Provide the records once more, identical to the original.

Records supplied:
──────────────────────────────
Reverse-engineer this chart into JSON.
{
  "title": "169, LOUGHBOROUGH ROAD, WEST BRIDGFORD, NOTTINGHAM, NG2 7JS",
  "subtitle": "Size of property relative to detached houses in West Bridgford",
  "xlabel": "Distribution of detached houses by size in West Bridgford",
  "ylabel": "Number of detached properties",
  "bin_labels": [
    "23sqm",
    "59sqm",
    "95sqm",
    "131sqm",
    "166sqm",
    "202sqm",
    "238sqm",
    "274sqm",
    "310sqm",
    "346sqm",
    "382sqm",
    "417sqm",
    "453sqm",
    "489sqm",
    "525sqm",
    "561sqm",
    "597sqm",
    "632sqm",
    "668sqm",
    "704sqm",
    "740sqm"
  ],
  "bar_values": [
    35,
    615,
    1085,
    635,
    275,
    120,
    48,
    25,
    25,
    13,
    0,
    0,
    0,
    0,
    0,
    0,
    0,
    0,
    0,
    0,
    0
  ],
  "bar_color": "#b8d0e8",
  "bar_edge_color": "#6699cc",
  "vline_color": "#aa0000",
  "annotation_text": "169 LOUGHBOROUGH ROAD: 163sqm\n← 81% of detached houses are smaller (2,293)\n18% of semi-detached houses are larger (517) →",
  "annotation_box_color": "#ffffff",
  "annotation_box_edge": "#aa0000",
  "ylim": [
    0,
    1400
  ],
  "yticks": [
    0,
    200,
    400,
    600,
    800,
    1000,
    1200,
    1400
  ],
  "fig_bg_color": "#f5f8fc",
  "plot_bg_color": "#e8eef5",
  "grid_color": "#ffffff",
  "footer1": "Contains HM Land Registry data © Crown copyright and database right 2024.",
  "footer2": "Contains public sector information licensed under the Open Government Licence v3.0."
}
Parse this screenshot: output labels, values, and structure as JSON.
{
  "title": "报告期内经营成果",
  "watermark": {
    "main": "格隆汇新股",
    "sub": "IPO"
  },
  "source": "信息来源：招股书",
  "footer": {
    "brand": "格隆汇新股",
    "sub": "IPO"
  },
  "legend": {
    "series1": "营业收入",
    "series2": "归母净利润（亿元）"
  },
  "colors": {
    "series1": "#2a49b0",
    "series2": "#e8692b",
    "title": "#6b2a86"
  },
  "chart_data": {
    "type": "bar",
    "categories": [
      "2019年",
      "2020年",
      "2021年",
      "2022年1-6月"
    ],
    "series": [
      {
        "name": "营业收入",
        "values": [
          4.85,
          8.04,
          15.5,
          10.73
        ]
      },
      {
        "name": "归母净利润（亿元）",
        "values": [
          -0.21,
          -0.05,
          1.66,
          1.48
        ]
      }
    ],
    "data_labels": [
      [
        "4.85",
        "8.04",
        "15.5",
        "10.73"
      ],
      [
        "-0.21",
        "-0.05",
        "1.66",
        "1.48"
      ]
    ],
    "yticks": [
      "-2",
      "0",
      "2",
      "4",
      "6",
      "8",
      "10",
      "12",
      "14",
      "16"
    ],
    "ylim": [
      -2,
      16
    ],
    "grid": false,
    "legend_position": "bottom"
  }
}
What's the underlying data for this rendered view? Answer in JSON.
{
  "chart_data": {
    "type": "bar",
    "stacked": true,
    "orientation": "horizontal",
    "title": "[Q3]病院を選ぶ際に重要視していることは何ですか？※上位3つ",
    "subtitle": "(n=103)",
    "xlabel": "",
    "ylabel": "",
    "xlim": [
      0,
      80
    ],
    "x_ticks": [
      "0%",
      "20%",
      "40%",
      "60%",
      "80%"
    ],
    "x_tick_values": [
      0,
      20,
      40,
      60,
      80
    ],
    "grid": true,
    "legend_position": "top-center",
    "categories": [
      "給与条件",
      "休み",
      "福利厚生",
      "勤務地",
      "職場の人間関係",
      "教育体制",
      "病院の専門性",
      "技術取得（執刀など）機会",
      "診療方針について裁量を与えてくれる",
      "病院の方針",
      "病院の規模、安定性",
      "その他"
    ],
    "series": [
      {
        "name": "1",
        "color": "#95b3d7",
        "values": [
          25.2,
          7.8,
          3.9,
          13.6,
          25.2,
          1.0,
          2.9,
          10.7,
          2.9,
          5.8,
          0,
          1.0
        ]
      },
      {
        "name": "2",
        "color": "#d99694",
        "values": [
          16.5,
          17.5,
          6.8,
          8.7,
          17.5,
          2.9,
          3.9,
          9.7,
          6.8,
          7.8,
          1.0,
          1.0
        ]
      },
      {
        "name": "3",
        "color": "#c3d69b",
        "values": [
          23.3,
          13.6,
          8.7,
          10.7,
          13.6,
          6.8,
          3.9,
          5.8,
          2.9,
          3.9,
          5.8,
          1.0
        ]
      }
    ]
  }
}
──────────────────────────────
Answer below:
Reverse-engineer this chart into JSON.
{
  "title": "169, LOUGHBOROUGH ROAD, WEST BRIDGFORD, NOTTINGHAM, NG2 7JS",
  "subtitle": "Size of property relative to detached houses in West Bridgford",
  "xlabel": "Distribution of detached houses by size in West Bridgford",
  "ylabel": "Number of detached properties",
  "bin_labels": [
    "23sqm",
    "59sqm",
    "95sqm",
    "131sqm",
    "166sqm",
    "202sqm",
    "238sqm",
    "274sqm",
    "310sqm",
    "346sqm",
    "382sqm",
    "417sqm",
    "453sqm",
    "489sqm",
    "525sqm",
    "561sqm",
    "597sqm",
    "632sqm",
    "668sqm",
    "704sqm",
    "740sqm"
  ],
  "bar_values": [
    35,
    615,
    1085,
    635,
    275,
    120,
    48,
    25,
    25,
    13,
    0,
    0,
    0,
    0,
    0,
    0,
    0,
    0,
    0,
    0,
    0
  ],
  "bar_color": "#b8d0e8",
  "bar_edge_color": "#6699cc",
  "vline_color": "#aa0000",
  "annotation_text": "169 LOUGHBOROUGH ROAD: 163sqm\n← 81% of detached houses are smaller (2,293)\n18% of semi-detached houses are larger (517) →",
  "annotation_box_color": "#ffffff",
  "annotation_box_edge": "#aa0000",
  "ylim": [
    0,
    1400
  ],
  "yticks": [
    0,
    200,
    400,
    600,
    800,
    1000,
    1200,
    1400
  ],
  "fig_bg_color": "#f5f8fc",
  "plot_bg_color": "#e8eef5",
  "grid_color": "#ffffff",
  "footer1": "Contains HM Land Registry data © Crown copyright and database right 2024.",
  "footer2": "Contains public sector information licensed under the Open Government Licence v3.0."
}
Parse this screenshot: output labels, values, and structure as JSON.
{
  "title": "报告期内经营成果",
  "watermark": {
    "main": "格隆汇新股",
    "sub": "IPO"
  },
  "source": "信息来源：招股书",
  "footer": {
    "brand": "格隆汇新股",
    "sub": "IPO"
  },
  "legend": {
    "series1": "营业收入",
    "series2": "归母净利润（亿元）"
  },
  "colors": {
    "series1": "#2a49b0",
    "series2": "#e8692b",
    "title": "#6b2a86"
  },
  "chart_data": {
    "type": "bar",
    "categories": [
      "2019年",
      "2020年",
      "2021年",
      "2022年1-6月"
    ],
    "series": [
      {
        "name": "营业收入",
        "values": [
          4.85,
          8.04,
          15.5,
          10.73
        ]
      },
      {
        "name": "归母净利润（亿元）",
        "values": [
          -0.21,
          -0.05,
          1.66,
          1.48
        ]
      }
    ],
    "data_labels": [
      [
        "4.85",
        "8.04",
        "15.5",
        "10.73"
      ],
      [
        "-0.21",
        "-0.05",
        "1.66",
        "1.48"
      ]
    ],
    "yticks": [
      "-2",
      "0",
      "2",
      "4",
      "6",
      "8",
      "10",
      "12",
      "14",
      "16"
    ],
    "ylim": [
      -2,
      16
    ],
    "grid": false,
    "legend_position": "bottom"
  }
}
What's the underlying data for this rendered view? Answer in JSON.
{
  "chart_data": {
    "type": "bar",
    "stacked": true,
    "orientation": "horizontal",
    "title": "[Q3]病院を選ぶ際に重要視していることは何ですか？※上位3つ",
    "subtitle": "(n=103)",
    "xlabel": "",
    "ylabel": "",
    "xlim": [
      0,
      80
    ],
    "x_ticks": [
      "0%",
      "20%",
      "40%",
      "60%",
      "80%"
    ],
    "x_tick_values": [
      0,
      20,
      40,
      60,
      80
    ],
    "grid": true,
    "legend_position": "top-center",
    "categories": [
      "給与条件",
      "休み",
      "福利厚生",
      "勤務地",
      "職場の人間関係",
      "教育体制",
      "病院の専門性",
      "技術取得（執刀など）機会",
      "診療方針について裁量を与えてくれる",
      "病院の方針",
      "病院の規模、安定性",
      "その他"
    ],
    "series": [
      {
        "name": "1",
        "color": "#95b3d7",
        "values": [
          25.2,
          7.8,
          3.9,
          13.6,
          25.2,
          1.0,
          2.9,
          10.7,
          2.9,
          5.8,
          0,
          1.0
        ]
      },
      {
        "name": "2",
        "color": "#d99694",
        "values": [
          16.5,
          17.5,
          6.8,
          8.7,
          17.5,
          2.9,
          3.9,
          9.7,
          6.8,
          7.8,
          1.0,
          1.0
        ]
      },
      {
        "name": "3",
        "color": "#c3d69b",
        "values": [
          23.3,
          13.6,
          8.7,
          10.7,
          13.6,
          6.8,
          3.9,
          5.8,
          2.9,
          3.9,
          5.8,
          1.0
        ]
      }
    ]
  }
}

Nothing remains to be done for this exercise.